## GOAL
Can you present every line of the records below as one numbered list, with the blank lines dropped?

## MATERIAL FOR THIS TASK
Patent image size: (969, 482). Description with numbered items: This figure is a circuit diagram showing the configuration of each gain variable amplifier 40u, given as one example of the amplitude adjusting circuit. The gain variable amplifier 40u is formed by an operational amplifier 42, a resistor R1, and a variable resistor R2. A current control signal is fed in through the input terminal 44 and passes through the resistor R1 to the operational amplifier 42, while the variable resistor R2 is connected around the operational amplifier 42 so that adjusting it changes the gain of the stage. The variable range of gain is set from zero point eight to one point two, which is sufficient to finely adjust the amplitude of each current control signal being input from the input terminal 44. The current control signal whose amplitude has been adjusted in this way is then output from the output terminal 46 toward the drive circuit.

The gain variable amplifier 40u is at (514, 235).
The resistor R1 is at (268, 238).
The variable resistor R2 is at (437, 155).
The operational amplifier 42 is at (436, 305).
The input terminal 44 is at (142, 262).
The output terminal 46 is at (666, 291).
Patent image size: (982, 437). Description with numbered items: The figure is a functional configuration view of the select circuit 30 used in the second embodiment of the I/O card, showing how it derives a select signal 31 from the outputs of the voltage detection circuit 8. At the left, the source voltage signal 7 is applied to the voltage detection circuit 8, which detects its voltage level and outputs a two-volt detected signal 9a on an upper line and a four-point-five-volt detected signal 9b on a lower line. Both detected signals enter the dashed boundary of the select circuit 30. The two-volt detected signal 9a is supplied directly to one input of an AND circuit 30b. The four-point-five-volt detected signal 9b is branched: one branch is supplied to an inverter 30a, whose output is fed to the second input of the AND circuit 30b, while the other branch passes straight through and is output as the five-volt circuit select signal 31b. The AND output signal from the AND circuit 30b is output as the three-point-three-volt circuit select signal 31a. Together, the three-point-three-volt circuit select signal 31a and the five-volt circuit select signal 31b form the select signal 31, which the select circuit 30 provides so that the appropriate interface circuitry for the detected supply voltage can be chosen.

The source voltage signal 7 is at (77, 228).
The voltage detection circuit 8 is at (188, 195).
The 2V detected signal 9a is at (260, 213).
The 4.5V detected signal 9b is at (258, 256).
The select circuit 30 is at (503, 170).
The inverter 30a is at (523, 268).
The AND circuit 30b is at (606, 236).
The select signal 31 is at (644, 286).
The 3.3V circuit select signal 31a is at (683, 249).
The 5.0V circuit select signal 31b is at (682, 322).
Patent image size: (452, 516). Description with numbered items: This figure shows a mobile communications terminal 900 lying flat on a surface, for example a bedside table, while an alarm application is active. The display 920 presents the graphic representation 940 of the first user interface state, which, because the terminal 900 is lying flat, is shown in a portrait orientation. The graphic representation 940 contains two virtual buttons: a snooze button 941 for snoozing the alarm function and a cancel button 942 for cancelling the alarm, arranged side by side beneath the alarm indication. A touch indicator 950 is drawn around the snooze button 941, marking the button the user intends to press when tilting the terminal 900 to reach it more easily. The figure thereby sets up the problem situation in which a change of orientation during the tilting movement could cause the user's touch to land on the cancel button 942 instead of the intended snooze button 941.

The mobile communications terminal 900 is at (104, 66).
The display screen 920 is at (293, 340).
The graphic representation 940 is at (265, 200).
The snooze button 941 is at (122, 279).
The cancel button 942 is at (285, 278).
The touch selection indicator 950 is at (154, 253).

## EXPECTED ANSWER
1. Patent image size: (969, 482). Description with numbered items: This figure is a circuit diagram showing the configuration of each gain variable amplifier 40u, given as one example of the amplitude adjusting circuit. The gain variable amplifier 40u is formed by an operational amplifier 42, a resistor R1, and a variable resistor R2. A current control signal is fed in through the input terminal 44 and passes through the resistor R1 to the operational amplifier 42, while the variable resistor R2 is connected around the operational amplifier 42 so that adjusting it changes the gain of the stage. The variable range of gain is set from zero point eight to one point two, which is sufficient to finely adjust the amplitude of each current control signal being input from the input terminal 44. The current control signal whose amplitude has been adjusted in this way is then output from the output terminal 46 toward the drive circuit.
2. The gain variable amplifier 40u is at (514, 235).
3. The resistor R1 is at (268, 238).
4. The variable resistor R2 is at (437, 155).
5. The operational amplifier 42 is at (436, 305).
6. The input terminal 44 is at (142, 262).
7. The output terminal 46 is at (666, 291).
8. Patent image size: (982, 437). Description with numbered items: The figure is a functional configuration view of the select circuit 30 used in the second embodiment of the I/O card, showing how it derives a select signal 31 from the outputs of the voltage detection circuit 8. At the left, the source voltage signal 7 is applied to the voltage detection circuit 8, which detects its voltage level and outputs a two-volt detected signal 9a on an upper line and a four-point-five-volt detected signal 9b on a lower line. Both detected signals enter the dashed boundary of the select circuit 30. The two-volt detected signal 9a is supplied directly to one input of an AND circuit 30b. The four-point-five-volt detected signal 9b is branched: one branch is supplied to an inverter 30a, whose output is fed to the second input of the AND circuit 30b, while the other branch passes straight through and is output as the five-volt circuit select signal 31b. The AND output signal from the AND circuit 30b is output as the three-point-three-volt circuit select signal 31a. Together, the three-point-three-volt circuit select signal 31a and the five-volt circuit select signal 31b form the select signal 31, which the select circuit 30 provides so that the appropriate interface circuitry for the detected supply voltage can be chosen.
9. The source voltage signal 7 is at (77, 228).
10. The voltage detection circuit 8 is at (188, 195).
11. The 2V detected signal 9a is at (260, 213).
12. The 4.5V detected signal 9b is at (258, 256).
13. The select circuit 30 is at (503, 170).
14. The inverter 30a is at (523, 268).
15. The AND circuit 30b is at (606, 236).
16. The select signal 31 is at (644, 286).
17. The 3.3V circuit select signal 31a is at (683, 249).
18. The 5.0V circuit select signal 31b is at (682, 322).
19. Patent image size: (452, 516). Description with numbered items: This figure shows a mobile communications terminal 900 lying flat on a surface, for example a bedside table, while an alarm application is active. The display 920 presents the graphic representation 940 of the first user interface state, which, because the terminal 900 is lying flat, is shown in a portrait orientation. The graphic representation 940 contains two virtual buttons: a snooze button 941 for snoozing the alarm function and a cancel button 942 for cancelling the alarm, arranged side by side beneath the alarm indication. A touch indicator 950 is drawn around the snooze button 941, marking the button the user intends to press when tilting the terminal 900 to reach it more easily. The figure thereby sets up the problem situation in which a change of orientation during the tilting movement could cause the user's touch to land on the cancel button 942 instead of the intended snooze button 941.
20. The mobile communications terminal 900 is at (104, 66).
21. The display screen 920 is at (293, 340).
22. The graphic representation 940 is at (265, 200).
23. The snooze button 941 is at (122, 279).
24. The cancel button 942 is at (285, 278).
25. The touch selection indicator 950 is at (154, 253).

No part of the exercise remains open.